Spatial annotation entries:
□ □ □

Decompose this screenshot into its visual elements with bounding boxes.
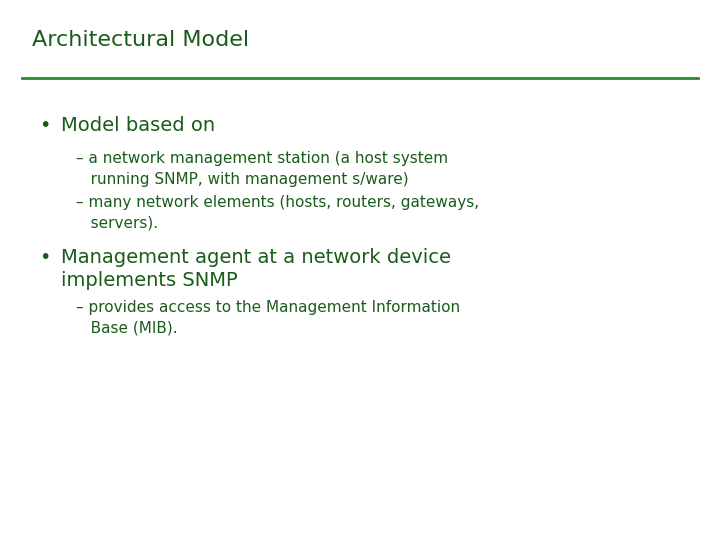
Text: – many network elements (hosts, routers, gateways,: – many network elements (hosts, routers,… <box>76 195 479 211</box>
Text: servers).: servers). <box>76 216 158 231</box>
Text: Model based on: Model based on <box>61 116 215 135</box>
Text: implements SNMP: implements SNMP <box>61 271 238 290</box>
Text: Architectural Model: Architectural Model <box>32 30 250 50</box>
Text: Base (MIB).: Base (MIB). <box>76 320 177 335</box>
Text: – a network management station (a host system: – a network management station (a host s… <box>76 151 448 166</box>
Text: Management agent at a network device: Management agent at a network device <box>61 248 451 267</box>
Text: •: • <box>40 248 51 267</box>
Text: running SNMP, with management s/ware): running SNMP, with management s/ware) <box>76 172 408 187</box>
Text: •: • <box>40 116 51 135</box>
Text: – provides access to the Management Information: – provides access to the Management Info… <box>76 300 460 315</box>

□ □ □

| Request |
Rewrite every record above with "SNMP" changed to "SNMPv3" and everything else left as it is. Omit the pictures from your answer.

| Problem solution |
Decompose this screenshot into its visual elements with bounding boxes.
Text: – many network elements (hosts, routers, gateways,: – many network elements (hosts, routers,… <box>76 195 479 211</box>
Text: servers).: servers). <box>76 216 158 231</box>
Text: Model based on: Model based on <box>61 116 215 135</box>
Text: implements SNMPv3: implements SNMPv3 <box>61 271 238 290</box>
Text: Architectural Model: Architectural Model <box>32 30 250 50</box>
Text: Base (MIB).: Base (MIB). <box>76 320 177 335</box>
Text: – a network management station (a host system: – a network management station (a host s… <box>76 151 448 166</box>
Text: Management agent at a network device: Management agent at a network device <box>61 248 451 267</box>
Text: •: • <box>40 248 51 267</box>
Text: running SNMPv3, with management s/ware): running SNMPv3, with management s/ware) <box>76 172 408 187</box>
Text: •: • <box>40 116 51 135</box>
Text: – provides access to the Management Information: – provides access to the Management Info… <box>76 300 460 315</box>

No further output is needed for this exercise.